**STATED PROBLEM**
Make an exact copy of the records, with the pictures left out.

** Begin DATA SHOWN **

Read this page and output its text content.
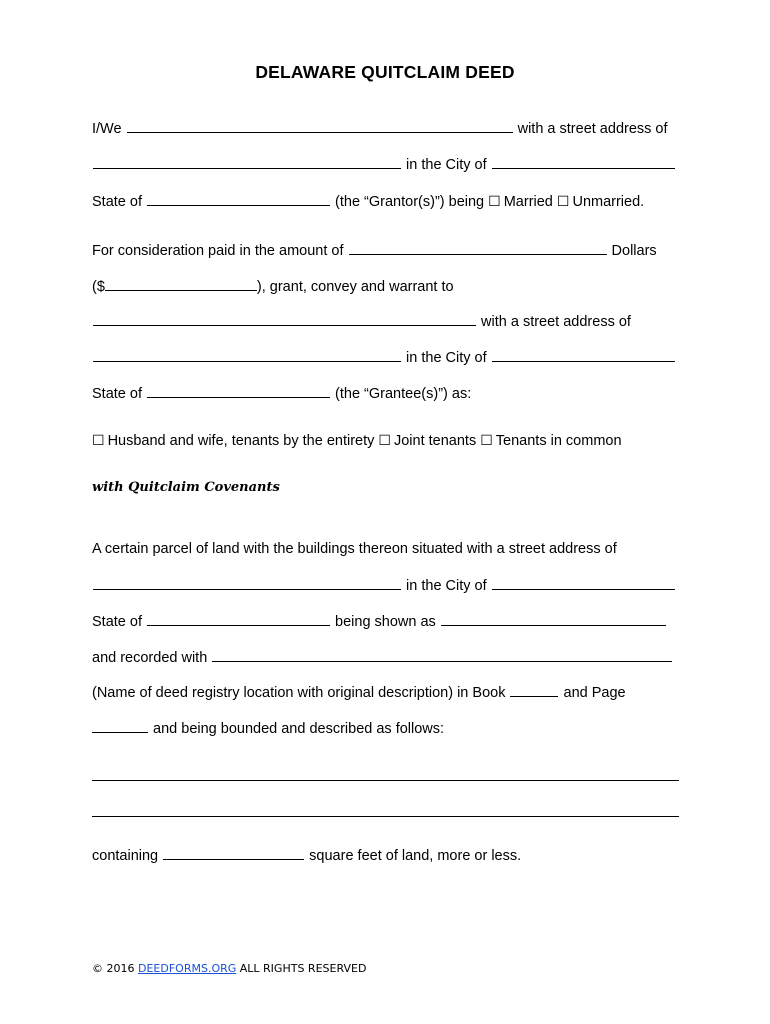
DELAWARE QUITCLAIM DEED
I/We	with a street address of
in the City of
State of	(the “Grantor(s)”) being ☐ Married ☐ Unmarried.
For consideration paid in the amount of	Dollars
($	), grant, convey and warrant to
with a street address of
in the City of
State of	(the “Grantee(s)”) as:
☐ Husband and wife, tenants by the entirety ☐ Joint tenants ☐ Tenants in common
with Quitclaim Covenants
A certain parcel of land with the buildings thereon situated with a street address of
in the City of
State of	being shown as
and recorded with
(Name of deed registry location with original description) in Book	and Page
and being bounded and described as follows:
containing	square feet of land, more or less.
© 2016 DEEDFORMS.ORG ALL RIGHTS RESERVED
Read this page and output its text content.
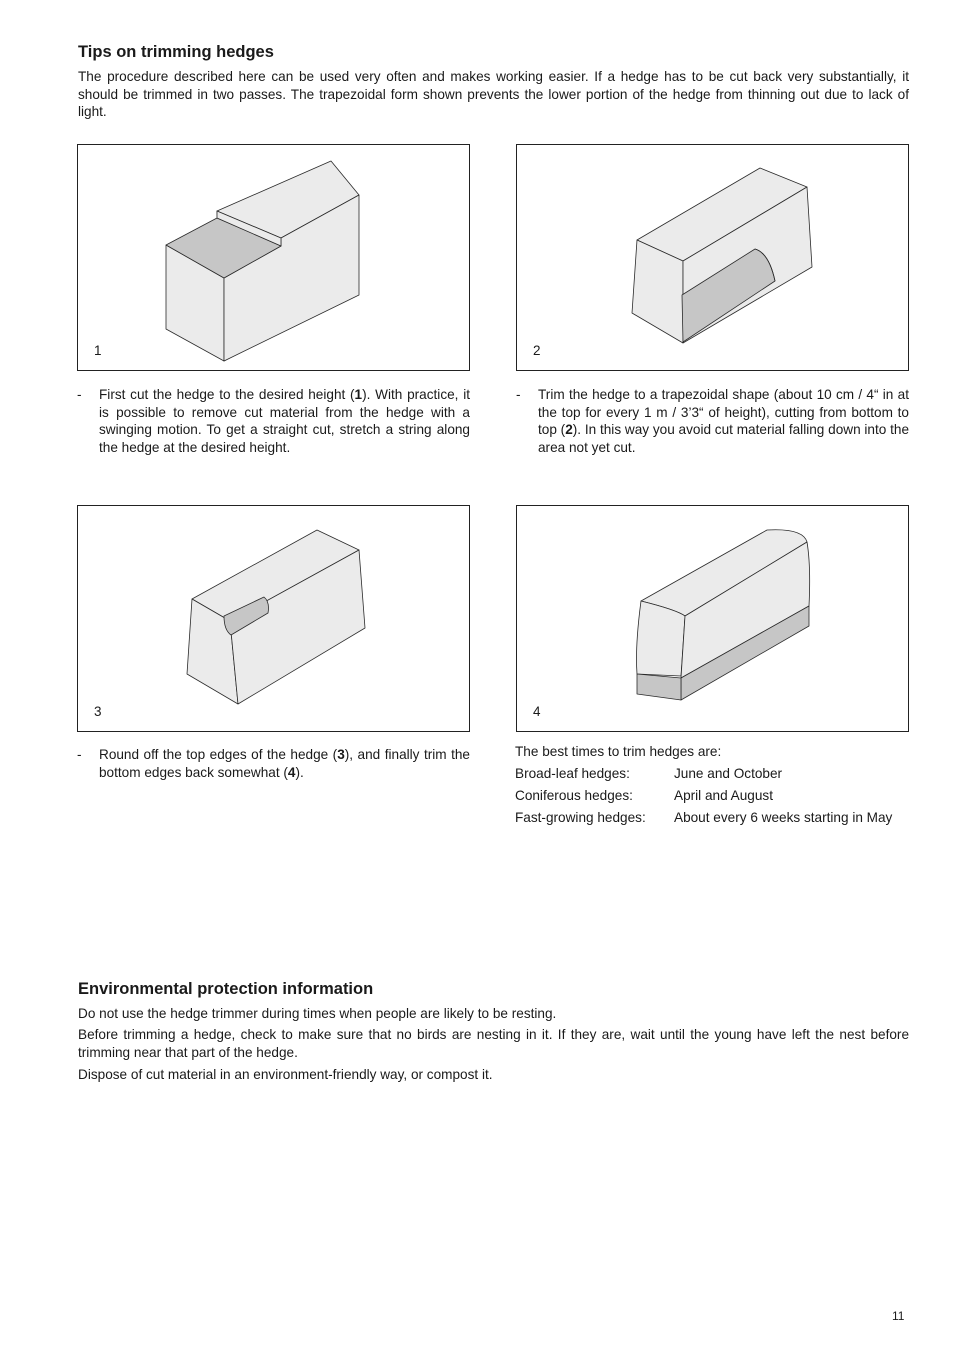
Tips on trimming hedges

The procedure described here can be used very often and makes working easier. If a hedge has to be cut back very substantially, it should be trimmed in two passes. The trapezoidal form shown prevents the lower portion of the hedge from thinning out due to lack of light.

1	2
- First cut the hedge to the desired height (1). With practice, it is possible to remove cut material from the hedge with a swinging motion. To get a straight cut, stretch a string along the hedge at the desired height.
- Trim the hedge to a trapezoidal shape (about 10 cm / 4“ in at the top for every 1 m / 3’3“ of height), cutting from bottom to top (2). In this way you avoid cut material falling down into the area not yet cut.
3	4
- Round off the top edges of the hedge (3), and finally trim the bottom edges back somewhat (4).
The best times to trim hedges are:
Broad-leaf hedges:	June and October
Coniferous hedges:	April and August
Fast-growing hedges: About every 6 weeks starting in May
Environmental protection information

Do not use the hedge trimmer during times when people are likely to be resting.

Before trimming a hedge, check to make sure that no birds are nesting in it. If they are, wait until the young have left the nest before trimming near that part of the hedge.

Dispose of cut material in an environment-friendly way, or compost it.

11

** End DATA SHOWN **

**RESPONSE TO THE TASK**
Read this page and output its text content.
DELAWARE QUITCLAIM DEED
I/We	with a street address of
in the City of
State of	(the “Grantor(s)”) being ☐ Married ☐ Unmarried.
For consideration paid in the amount of	Dollars
($	), grant, convey and warrant to
with a street address of
in the City of
State of	(the “Grantee(s)”) as:
☐ Husband and wife, tenants by the entirety ☐ Joint tenants ☐ Tenants in common
with Quitclaim Covenants
A certain parcel of land with the buildings thereon situated with a street address of
in the City of
State of	being shown as
and recorded with
(Name of deed registry location with original description) in Book	and Page
and being bounded and described as follows:
containing	square feet of land, more or less.
© 2016 DEEDFORMS.ORG ALL RIGHTS RESERVED
Read this page and output its text content.
Tips on trimming hedges

The procedure described here can be used very often and makes working easier. If a hedge has to be cut back very substantially, it should be trimmed in two passes. The trapezoidal form shown prevents the lower portion of the hedge from thinning out due to lack of light.

1	2
- First cut the hedge to the desired height (1). With practice, it is possible to remove cut material from the hedge with a swinging motion. To get a straight cut, stretch a string along the hedge at the desired height.
- Trim the hedge to a trapezoidal shape (about 10 cm / 4“ in at the top for every 1 m / 3’3“ of height), cutting from bottom to top (2). In this way you avoid cut material falling down into the area not yet cut.
3	4
- Round off the top edges of the hedge (3), and finally trim the bottom edges back somewhat (4).
The best times to trim hedges are:
Broad-leaf hedges:	June and October
Coniferous hedges:	April and August
Fast-growing hedges: About every 6 weeks starting in May
Environmental protection information

Do not use the hedge trimmer during times when people are likely to be resting.

Before trimming a hedge, check to make sure that no birds are nesting in it. If they are, wait until the young have left the nest before trimming near that part of the hedge.

Dispose of cut material in an environment-friendly way, or compost it.

11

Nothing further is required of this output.